Especialistas apontam violações de direitos humanos e dizem que instituições funcionam como novos manicômios
Mesmo após a criação da Lei Antimanicomial, que prioriza tratamentos em liberdade pelo SUS, comunidades terapêuticas continuam crescendo no Brasil com financiamento público milionário. Essas instituições acolhem pessoas com dependência química, mas são alvo de denúncias por isolamento social, castigos, trabalho forçado e violações de direitos humanos.
Entre 2019 e 2023, comunidades terapêuticas receberam R$ 158,4 milhões em emendas parlamentares. Dados da ONG Conectas mostram que, entre 2017 e 2020, o total de recursos públicos chegou a R$ 560 milhões, considerando verbas federais, estaduais e municipais.
O psiquiatra Deivisson Santos, da Abrasco, afirma que as instituições representam “novos manicômios” e critica a falta de fiscalização. Segundo ele, muitas funcionam fora da rede oficial de saúde mental e mantêm pacientes afastados da convivência familiar e social.
Relatório do Ministério Público Federal identificou casos de contenção forçada, uso excessivo de medicamentos, falta de contato com familiares e permanência acima do limite recomendado. Também há denúncias de abusos contra crianças e adolescentes.
Enquanto isso, o SUS possui apenas 86 Unidades de Acolhimento em todo o país, consideradas alternativas ao modelo das comunidades terapêuticas. Nenhum dos órgãos públicos procurados comentou o assunto.

## Dados fornecidos

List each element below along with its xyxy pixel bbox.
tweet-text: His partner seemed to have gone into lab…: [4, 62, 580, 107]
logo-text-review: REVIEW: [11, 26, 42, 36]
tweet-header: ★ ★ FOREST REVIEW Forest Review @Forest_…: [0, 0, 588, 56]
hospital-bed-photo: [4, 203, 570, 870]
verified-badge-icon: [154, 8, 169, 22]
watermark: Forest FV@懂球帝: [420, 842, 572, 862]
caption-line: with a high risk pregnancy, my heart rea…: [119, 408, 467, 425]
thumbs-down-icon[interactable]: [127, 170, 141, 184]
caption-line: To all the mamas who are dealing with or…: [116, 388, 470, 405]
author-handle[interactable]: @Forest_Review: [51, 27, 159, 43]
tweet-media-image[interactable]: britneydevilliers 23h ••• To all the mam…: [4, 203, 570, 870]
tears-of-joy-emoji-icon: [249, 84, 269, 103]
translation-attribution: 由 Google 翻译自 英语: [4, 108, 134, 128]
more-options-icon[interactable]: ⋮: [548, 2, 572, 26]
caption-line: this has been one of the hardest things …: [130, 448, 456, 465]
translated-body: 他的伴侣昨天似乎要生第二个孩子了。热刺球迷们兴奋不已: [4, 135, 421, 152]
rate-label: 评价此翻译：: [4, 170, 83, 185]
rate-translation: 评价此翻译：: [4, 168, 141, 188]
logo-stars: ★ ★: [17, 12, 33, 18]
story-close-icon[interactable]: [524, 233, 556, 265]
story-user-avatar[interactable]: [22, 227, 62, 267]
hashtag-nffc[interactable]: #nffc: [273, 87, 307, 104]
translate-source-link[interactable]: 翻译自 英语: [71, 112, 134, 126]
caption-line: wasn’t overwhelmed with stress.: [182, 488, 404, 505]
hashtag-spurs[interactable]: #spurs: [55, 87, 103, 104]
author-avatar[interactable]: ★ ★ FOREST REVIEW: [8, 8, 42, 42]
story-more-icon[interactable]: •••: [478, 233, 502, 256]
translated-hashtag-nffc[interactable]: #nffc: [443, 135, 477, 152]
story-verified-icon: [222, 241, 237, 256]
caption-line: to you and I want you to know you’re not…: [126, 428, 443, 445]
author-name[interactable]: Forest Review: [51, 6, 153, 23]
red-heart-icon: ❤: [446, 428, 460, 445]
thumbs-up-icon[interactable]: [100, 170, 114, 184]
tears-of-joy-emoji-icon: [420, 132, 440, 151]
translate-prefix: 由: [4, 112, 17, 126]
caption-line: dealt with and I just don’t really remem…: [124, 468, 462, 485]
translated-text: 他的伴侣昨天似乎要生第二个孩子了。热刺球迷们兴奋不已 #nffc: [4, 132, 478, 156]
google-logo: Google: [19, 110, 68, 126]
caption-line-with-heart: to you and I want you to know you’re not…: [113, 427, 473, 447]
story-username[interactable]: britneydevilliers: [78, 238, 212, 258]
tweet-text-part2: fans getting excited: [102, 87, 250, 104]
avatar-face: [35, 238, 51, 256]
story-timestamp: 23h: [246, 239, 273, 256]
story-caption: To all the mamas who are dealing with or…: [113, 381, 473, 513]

## Tarefa proposta
Informe quantas Unidades de Acolhimento o SUS possui em todo o país, segundo o texto sobre comunidades terapêuticas.

## Resolução da tarefa
O SUS possui apenas 86 Unidades de Acolhimento em todo o país.